Instructions for the task:
Give back every line exactly as it appears, pictures excluded.

Information given:
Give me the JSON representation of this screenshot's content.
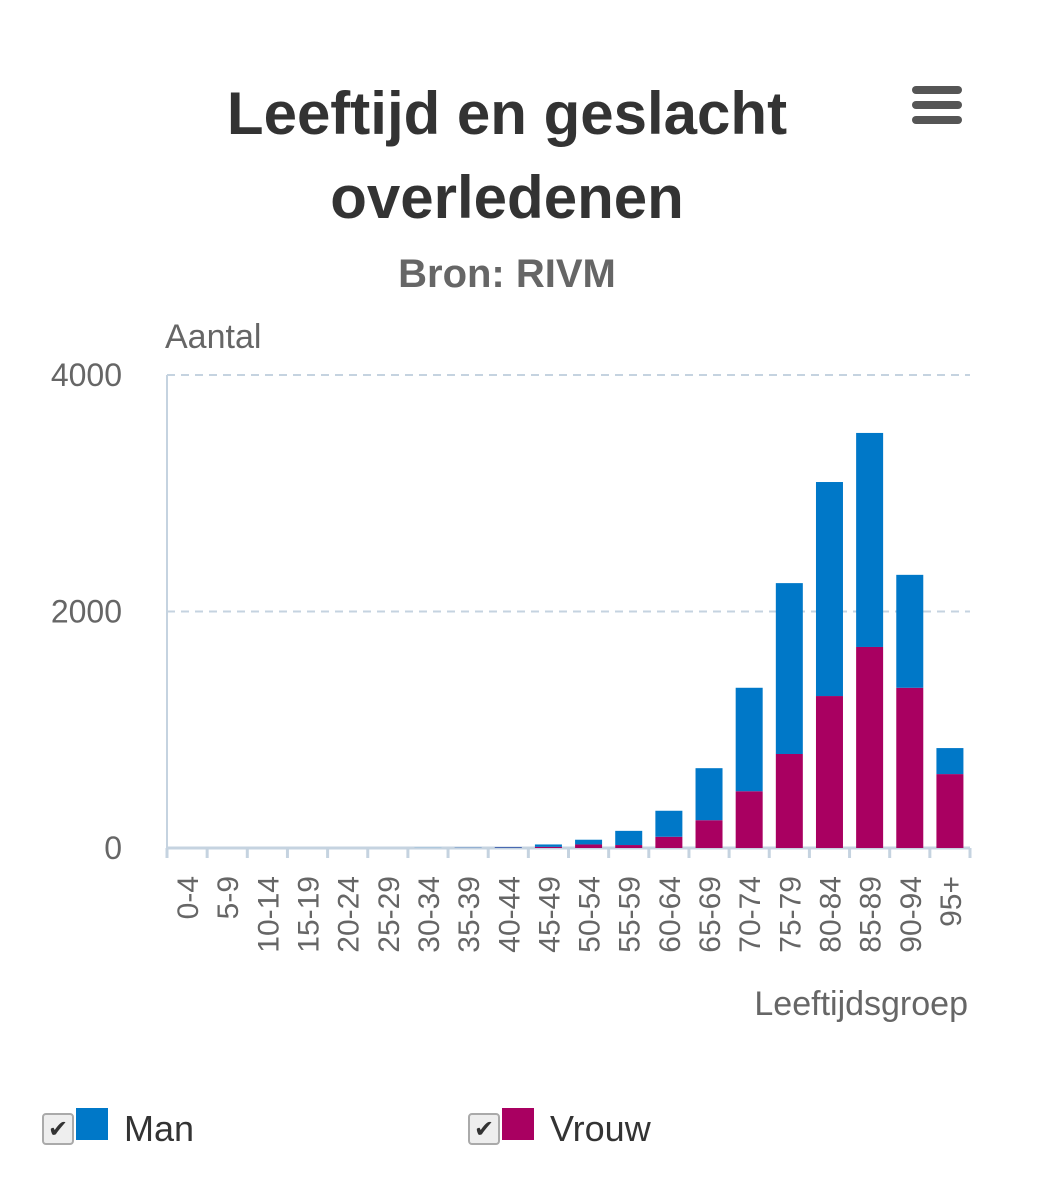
{
  "chart_data": {
    "type": "bar",
    "stacked": true,
    "title": "Leeftijd en geslacht overledenen",
    "subtitle": "Bron: RIVM",
    "xlabel": "Leeftijdsgroep",
    "ylabel": "Aantal",
    "ylim": [
      0,
      4000
    ],
    "yticks": [
      "0",
      "2000",
      "4000"
    ],
    "categories": [
      "0-4",
      "5-9",
      "10-14",
      "15-19",
      "20-24",
      "25-29",
      "30-34",
      "35-39",
      "40-44",
      "45-49",
      "50-54",
      "55-59",
      "60-64",
      "65-69",
      "70-74",
      "75-79",
      "80-84",
      "85-89",
      "90-94",
      "95+"
    ],
    "series": [
      {
        "name": "Man",
        "color": "#0078c8",
        "values": [
          0,
          0,
          0,
          0,
          0,
          0,
          1,
          2,
          5,
          20,
          40,
          120,
          220,
          440,
          875,
          1445,
          1810,
          1810,
          955,
          220
        ]
      },
      {
        "name": "Vrouw",
        "color": "#a90061",
        "values": [
          0,
          0,
          0,
          0,
          0,
          0,
          0,
          1,
          3,
          10,
          30,
          25,
          95,
          235,
          480,
          795,
          1285,
          1700,
          1355,
          625
        ]
      }
    ],
    "grid": true,
    "legend": "bottom"
  },
  "menu_icon": "hamburger-icon"
}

Response to this exercise:
Give me the JSON representation of this screenshot's content.
{
  "chart_data": {
    "type": "bar",
    "stacked": true,
    "title": "Leeftijd en geslacht overledenen",
    "subtitle": "Bron: RIVM",
    "xlabel": "Leeftijdsgroep",
    "ylabel": "Aantal",
    "ylim": [
      0,
      4000
    ],
    "yticks": [
      "0",
      "2000",
      "4000"
    ],
    "categories": [
      "0-4",
      "5-9",
      "10-14",
      "15-19",
      "20-24",
      "25-29",
      "30-34",
      "35-39",
      "40-44",
      "45-49",
      "50-54",
      "55-59",
      "60-64",
      "65-69",
      "70-74",
      "75-79",
      "80-84",
      "85-89",
      "90-94",
      "95+"
    ],
    "series": [
      {
        "name": "Man",
        "color": "#0078c8",
        "values": [
          0,
          0,
          0,
          0,
          0,
          0,
          1,
          2,
          5,
          20,
          40,
          120,
          220,
          440,
          875,
          1445,
          1810,
          1810,
          955,
          220
        ]
      },
      {
        "name": "Vrouw",
        "color": "#a90061",
        "values": [
          0,
          0,
          0,
          0,
          0,
          0,
          0,
          1,
          3,
          10,
          30,
          25,
          95,
          235,
          480,
          795,
          1285,
          1700,
          1355,
          625
        ]
      }
    ],
    "grid": true,
    "legend": "bottom"
  },
  "menu_icon": "hamburger-icon"
}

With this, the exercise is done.